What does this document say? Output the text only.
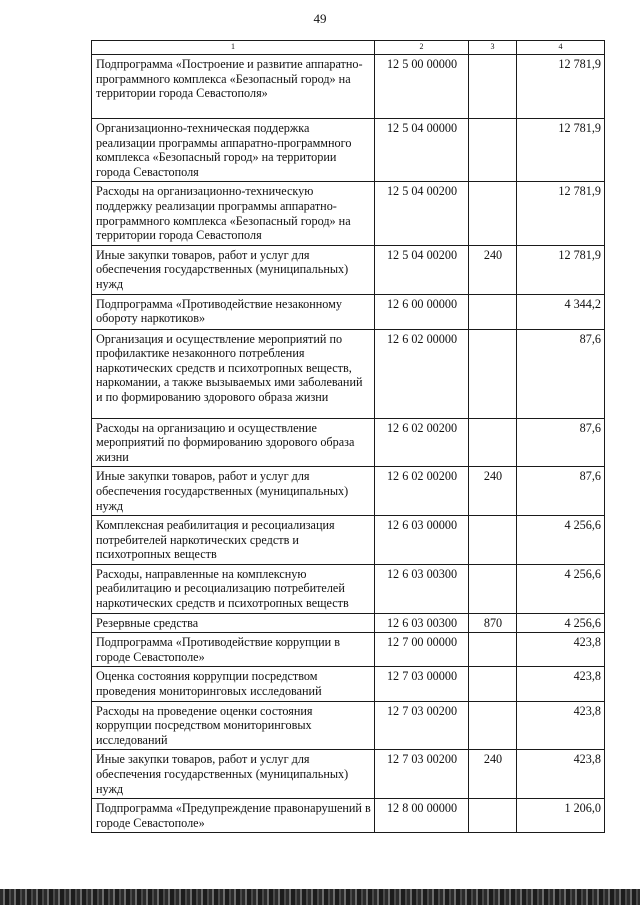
49
1	2	3	4
Подпрограмма «Построение и развитие аппаратно-программного комплекса «Безопасный город» на территории города Севастополя»	12 5 00 00000		12 781,9
Организационно-техническая поддержка реализации программы аппаратно-программного комплекса «Безопасный город» на территории города Севастополя	12 5 04 00000		12 781,9
Расходы на организационно-техническую поддержку реализации программы аппаратно-программного комплекса «Безопасный город» на территории города Севастополя	12 5 04 00200		12 781,9
Иные закупки товаров, работ и услуг для обеспечения государственных (муниципальных) нужд	12 5 04 00200	240	12 781,9
Подпрограмма «Противодействие незаконному обороту наркотиков»	12 6 00 00000		4 344,2
Организация и осуществление мероприятий по профилактике незаконного потребления наркотических средств и психотропных веществ, наркомании, а также вызываемых ими заболеваний и по формированию здорового образа жизни	12 6 02 00000		87,6
Расходы на организацию и осуществление мероприятий по формированию здорового образа жизни	12 6 02 00200		87,6
Иные закупки товаров, работ и услуг для обеспечения государственных (муниципальных) нужд	12 6 02 00200	240	87,6
Комплексная реабилитация и ресоциализация потребителей наркотических средств и психотропных веществ	12 6 03 00000		4 256,6
Расходы, направленные на комплексную реабилитацию и ресоциализацию потребителей наркотических средств и психотропных веществ	12 6 03 00300		4 256,6
Резервные средства	12 6 03 00300	870	4 256,6
Подпрограмма «Противодействие коррупции в городе Севастополе»	12 7 00 00000		423,8
Оценка состояния коррупции посредством проведения мониторинговых исследований	12 7 03 00000		423,8
Расходы на проведение оценки состояния коррупции посредством мониторинговых исследований	12 7 03 00200		423,8
Иные закупки товаров, работ и услуг для обеспечения государственных (муниципальных) нужд	12 7 03 00200	240	423,8
Подпрограмма «Предупреждение правонарушений в городе Севастополе»	12 8 00 00000		1 206,0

○ ○ ○ ○ ○

The records above must be transcribed exactly. Pictures are left out of the copy.

What does this document say? Output the text only.
49
1	2	3	4
Подпрограмма «Построение и развитие аппаратно-программного комплекса «Безопасный город» на территории города Севастополя»	12 5 00 00000		12 781,9
Организационно-техническая поддержка реализации программы аппаратно-программного комплекса «Безопасный город» на территории города Севастополя	12 5 04 00000		12 781,9
Расходы на организационно-техническую поддержку реализации программы аппаратно-программного комплекса «Безопасный город» на территории города Севастополя	12 5 04 00200		12 781,9
Иные закупки товаров, работ и услуг для обеспечения государственных (муниципальных) нужд	12 5 04 00200	240	12 781,9
Подпрограмма «Противодействие незаконному обороту наркотиков»	12 6 00 00000		4 344,2
Организация и осуществление мероприятий по профилактике незаконного потребления наркотических средств и психотропных веществ, наркомании, а также вызываемых ими заболеваний и по формированию здорового образа жизни	12 6 02 00000		87,6
Расходы на организацию и осуществление мероприятий по формированию здорового образа жизни	12 6 02 00200		87,6
Иные закупки товаров, работ и услуг для обеспечения государственных (муниципальных) нужд	12 6 02 00200	240	87,6
Комплексная реабилитация и ресоциализация потребителей наркотических средств и психотропных веществ	12 6 03 00000		4 256,6
Расходы, направленные на комплексную реабилитацию и ресоциализацию потребителей наркотических средств и психотропных веществ	12 6 03 00300		4 256,6
Резервные средства	12 6 03 00300	870	4 256,6
Подпрограмма «Противодействие коррупции в городе Севастополе»	12 7 00 00000		423,8
Оценка состояния коррупции посредством проведения мониторинговых исследований	12 7 03 00000		423,8
Расходы на проведение оценки состояния коррупции посредством мониторинговых исследований	12 7 03 00200		423,8
Иные закупки товаров, работ и услуг для обеспечения государственных (муниципальных) нужд	12 7 03 00200	240	423,8
Подпрограмма «Предупреждение правонарушений в городе Севастополе»	12 8 00 00000		1 206,0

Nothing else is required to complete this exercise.